TASK BRIEF
Extract from the listing each line in which the word "ἄνισα" appears.

RECORDS SUPPLIED
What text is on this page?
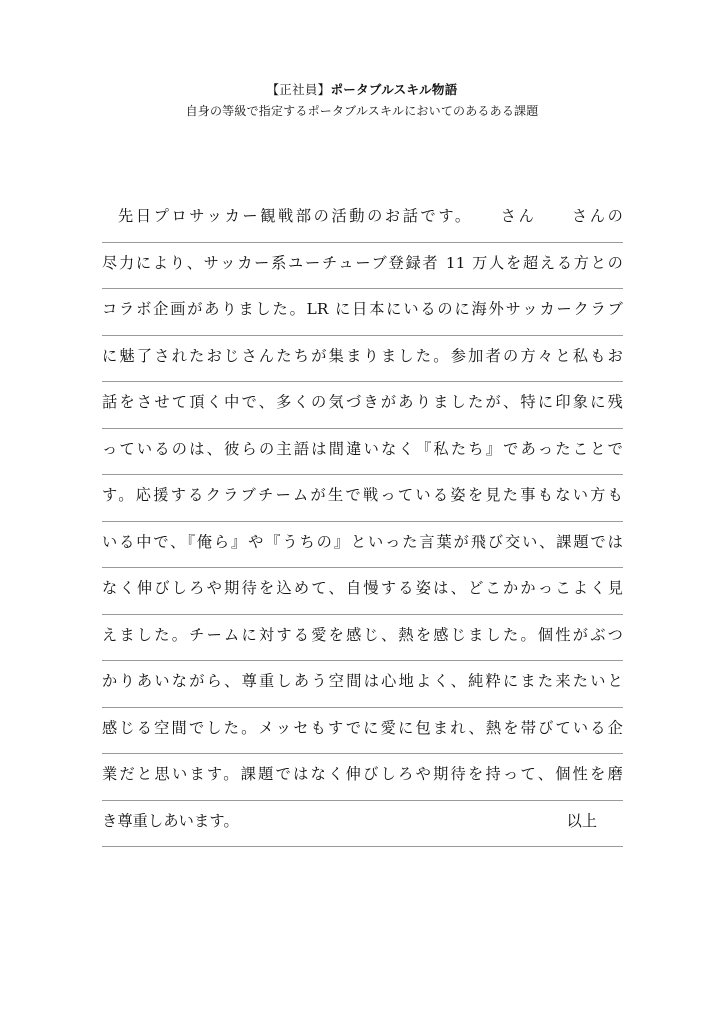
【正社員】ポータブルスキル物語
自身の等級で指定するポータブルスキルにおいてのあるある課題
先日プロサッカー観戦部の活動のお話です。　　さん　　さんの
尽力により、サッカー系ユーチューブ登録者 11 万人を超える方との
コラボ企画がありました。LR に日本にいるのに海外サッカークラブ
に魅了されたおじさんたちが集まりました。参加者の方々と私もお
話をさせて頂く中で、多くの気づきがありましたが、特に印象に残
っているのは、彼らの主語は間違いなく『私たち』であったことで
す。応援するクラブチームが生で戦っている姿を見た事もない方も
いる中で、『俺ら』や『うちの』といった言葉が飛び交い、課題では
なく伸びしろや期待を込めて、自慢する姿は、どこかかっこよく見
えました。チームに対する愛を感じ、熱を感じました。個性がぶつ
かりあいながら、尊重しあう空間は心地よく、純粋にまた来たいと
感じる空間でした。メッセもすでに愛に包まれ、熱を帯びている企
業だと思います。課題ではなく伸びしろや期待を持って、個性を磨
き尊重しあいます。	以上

* * *

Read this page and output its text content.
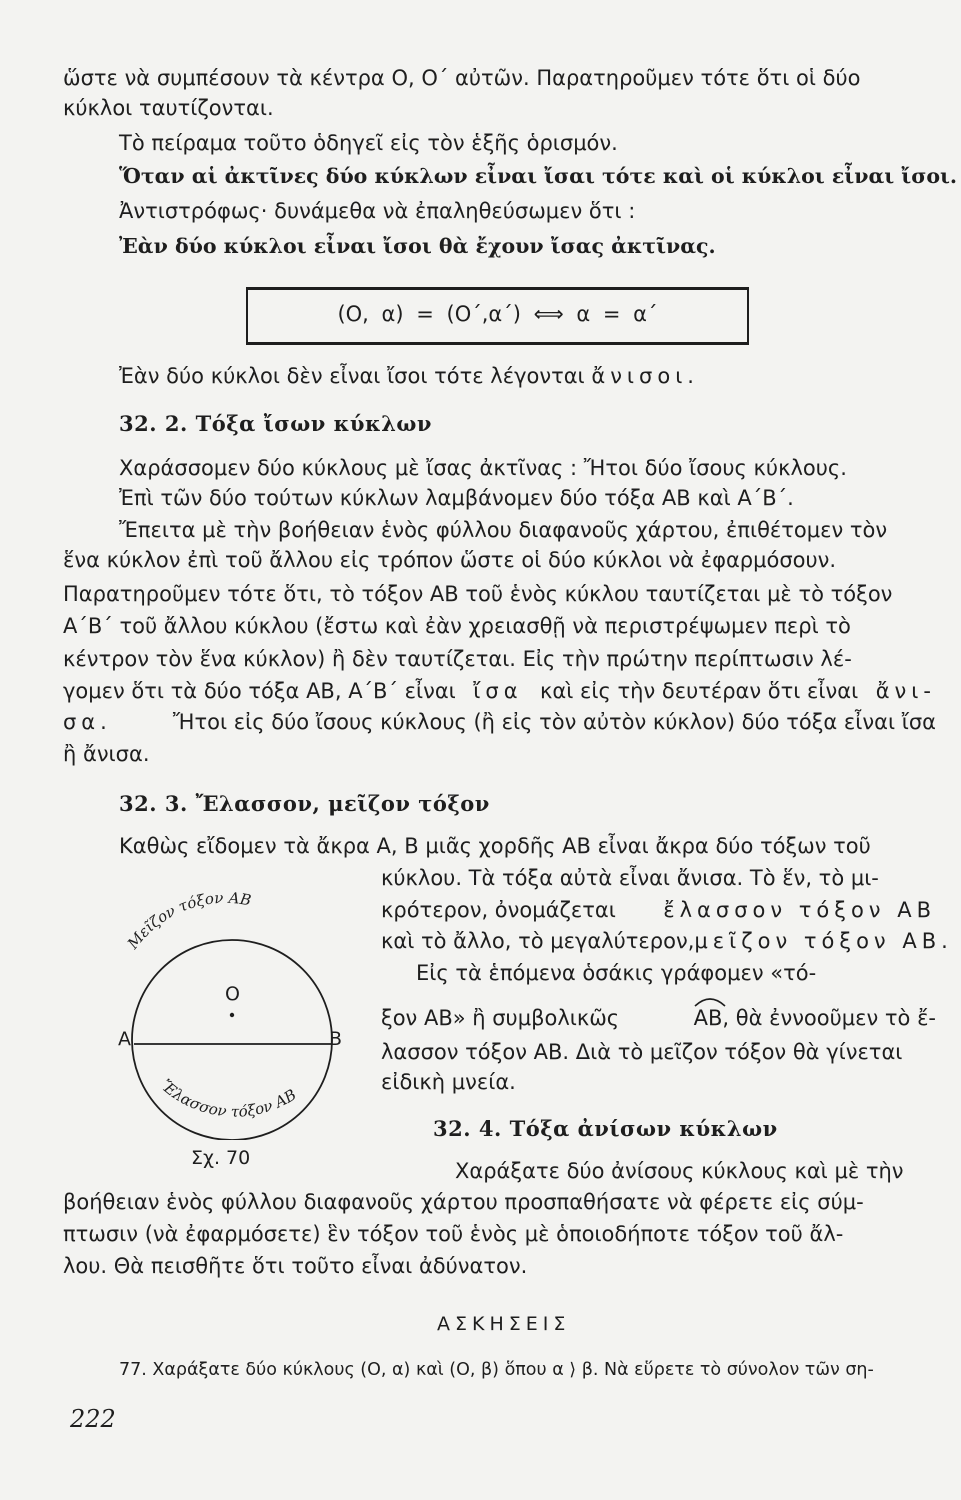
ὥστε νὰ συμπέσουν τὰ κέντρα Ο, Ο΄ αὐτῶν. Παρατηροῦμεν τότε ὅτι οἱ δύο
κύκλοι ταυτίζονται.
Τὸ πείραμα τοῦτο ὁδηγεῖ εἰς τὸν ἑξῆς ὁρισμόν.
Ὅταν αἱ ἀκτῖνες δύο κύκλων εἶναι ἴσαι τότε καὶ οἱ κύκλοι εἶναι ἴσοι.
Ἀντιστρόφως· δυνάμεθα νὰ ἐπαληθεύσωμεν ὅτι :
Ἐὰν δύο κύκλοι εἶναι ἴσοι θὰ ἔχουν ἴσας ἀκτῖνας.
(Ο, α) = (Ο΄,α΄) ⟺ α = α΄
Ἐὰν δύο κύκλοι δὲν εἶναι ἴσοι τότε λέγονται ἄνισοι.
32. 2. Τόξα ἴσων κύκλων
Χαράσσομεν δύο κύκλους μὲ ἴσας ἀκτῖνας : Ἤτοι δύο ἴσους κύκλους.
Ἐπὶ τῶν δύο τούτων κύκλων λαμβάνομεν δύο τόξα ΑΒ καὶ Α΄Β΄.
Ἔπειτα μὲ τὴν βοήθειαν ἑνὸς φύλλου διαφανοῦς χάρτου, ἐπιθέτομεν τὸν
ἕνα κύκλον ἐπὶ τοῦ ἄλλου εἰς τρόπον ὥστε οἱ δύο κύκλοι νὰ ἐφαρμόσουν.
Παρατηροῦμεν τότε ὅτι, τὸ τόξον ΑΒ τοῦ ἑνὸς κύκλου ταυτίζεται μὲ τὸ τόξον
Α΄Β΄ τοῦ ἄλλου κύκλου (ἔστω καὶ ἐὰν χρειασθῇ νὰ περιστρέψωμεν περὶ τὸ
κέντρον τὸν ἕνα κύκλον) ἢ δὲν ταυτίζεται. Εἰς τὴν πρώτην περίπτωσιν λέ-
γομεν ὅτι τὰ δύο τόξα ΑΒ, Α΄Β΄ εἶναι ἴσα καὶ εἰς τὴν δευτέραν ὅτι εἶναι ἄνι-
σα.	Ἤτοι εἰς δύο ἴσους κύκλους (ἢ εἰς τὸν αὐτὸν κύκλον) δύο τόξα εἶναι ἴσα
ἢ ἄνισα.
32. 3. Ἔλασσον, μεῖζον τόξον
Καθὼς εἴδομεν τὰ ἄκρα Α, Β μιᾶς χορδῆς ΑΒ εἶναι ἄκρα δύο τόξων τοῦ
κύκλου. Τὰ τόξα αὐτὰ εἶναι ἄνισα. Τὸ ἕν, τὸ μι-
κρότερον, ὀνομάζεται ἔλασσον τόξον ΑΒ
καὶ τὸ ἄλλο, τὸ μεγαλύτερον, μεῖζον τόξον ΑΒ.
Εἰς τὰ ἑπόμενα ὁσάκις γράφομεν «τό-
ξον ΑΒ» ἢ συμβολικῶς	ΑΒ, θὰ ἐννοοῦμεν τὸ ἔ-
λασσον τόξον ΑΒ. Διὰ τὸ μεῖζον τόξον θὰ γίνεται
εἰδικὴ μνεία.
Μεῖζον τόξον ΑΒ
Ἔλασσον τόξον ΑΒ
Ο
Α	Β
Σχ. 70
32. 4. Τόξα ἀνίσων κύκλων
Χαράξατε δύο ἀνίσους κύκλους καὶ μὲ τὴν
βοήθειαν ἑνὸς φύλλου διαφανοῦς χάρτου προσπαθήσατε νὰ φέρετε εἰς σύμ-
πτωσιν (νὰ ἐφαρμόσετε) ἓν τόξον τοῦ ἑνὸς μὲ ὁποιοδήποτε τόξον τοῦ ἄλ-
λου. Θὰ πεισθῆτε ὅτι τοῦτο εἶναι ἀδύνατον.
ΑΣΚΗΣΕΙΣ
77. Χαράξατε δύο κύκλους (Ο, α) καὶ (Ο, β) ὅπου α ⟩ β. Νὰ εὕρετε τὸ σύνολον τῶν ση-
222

WORKED SOLUTION
ἢ ἄνισα.
κύκλου. Τὰ τόξα αὐτὰ εἶναι ἄνισα. Τὸ ἕν, τὸ μι-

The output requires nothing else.